:: Aim of the task ::
Pick out all lines in the listing holding the string "Cuál" and copy them.
##############################
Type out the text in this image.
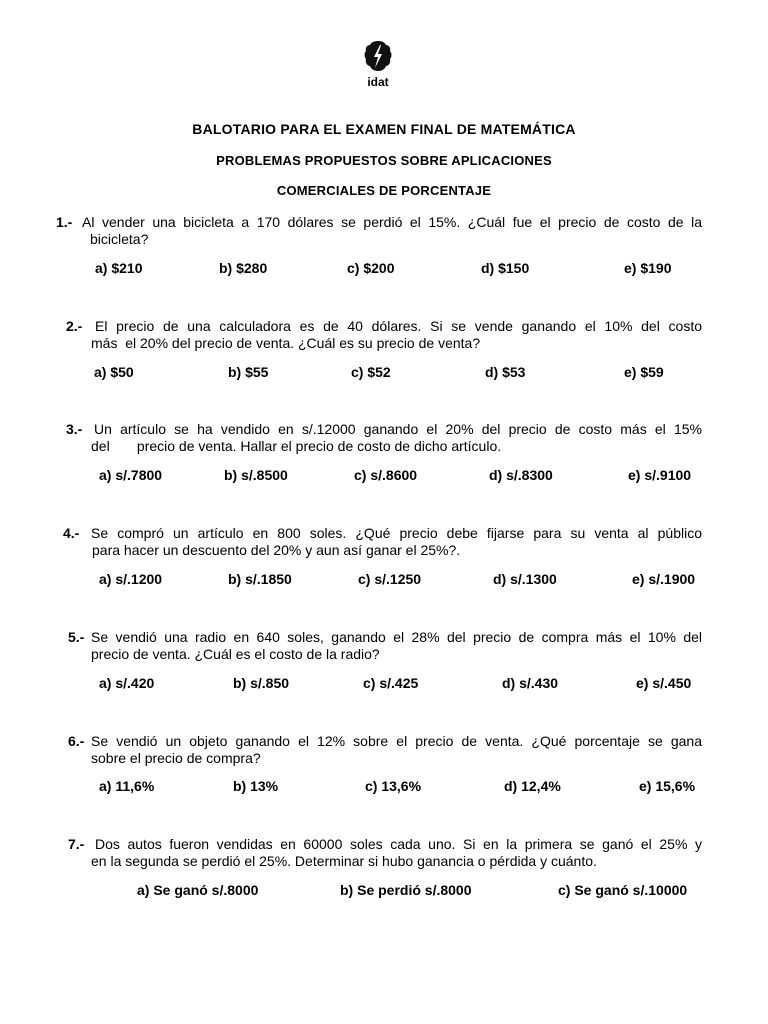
idat
BALOTARIO PARA EL EXAMEN FINAL DE MATEMÁTICA
PROBLEMAS PROPUESTOS SOBRE APLICACIONES
COMERCIALES DE PORCENTAJE
1.- Al vender una bicicleta a 170 dólares se perdió el 15%. ¿Cuál fue el precio de costo de la
bicicleta?
a) $210	b) $280	c) $200	d) $150	e) $190
2.- El precio de una calculadora es de 40 dólares. Si se vende ganando el 10% del costo
más  el 20% del precio de venta. ¿Cuál es su precio de venta?
a) $50	b) $55	c) $52	d) $53	e) $59
3.- Un artículo se ha vendido en s/.12000 ganando el 20% del precio de costo más el 15%
del       precio de venta. Hallar el precio de costo de dicho artículo.
a) s/.7800	b) s/.8500	c) s/.8600	d) s/.8300	e) s/.9100
4.- Se compró un artículo en 800 soles. ¿Qué precio debe fijarse para su venta al público
para hacer un descuento del 20% y aun así ganar el 25%?.
a) s/.1200	b) s/.1850	c) s/.1250	d) s/.1300	e) s/.1900
5.- Se vendió una radio en 640 soles, ganando el 28% del precio de compra más el 10% del
precio de venta. ¿Cuál es el costo de la radio?
a) s/.420	b) s/.850	c) s/.425	d) s/.430	e) s/.450
6.- Se vendió un objeto ganando el 12% sobre el precio de venta. ¿Qué porcentaje se gana
sobre el precio de compra?
a) 11,6%	b) 13%	c) 13,6%	d) 12,4%	e) 15,6%
7.- Dos autos fueron vendidas en 60000 soles cada uno. Si en la primera se ganó el 25% y
en la segunda se perdió el 25%. Determinar si hubo ganancia o pérdida y cuánto.
a) Se ganó s/.8000	b) Se perdió s/.8000	c) Se ganó s/.10000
##############################
:: The output ::
1.- Al vender una bicicleta a 170 dólares se perdió el 15%. ¿Cuál fue el precio de costo de la
más  el 20% del precio de venta. ¿Cuál es su precio de venta?
precio de venta. ¿Cuál es el costo de la radio?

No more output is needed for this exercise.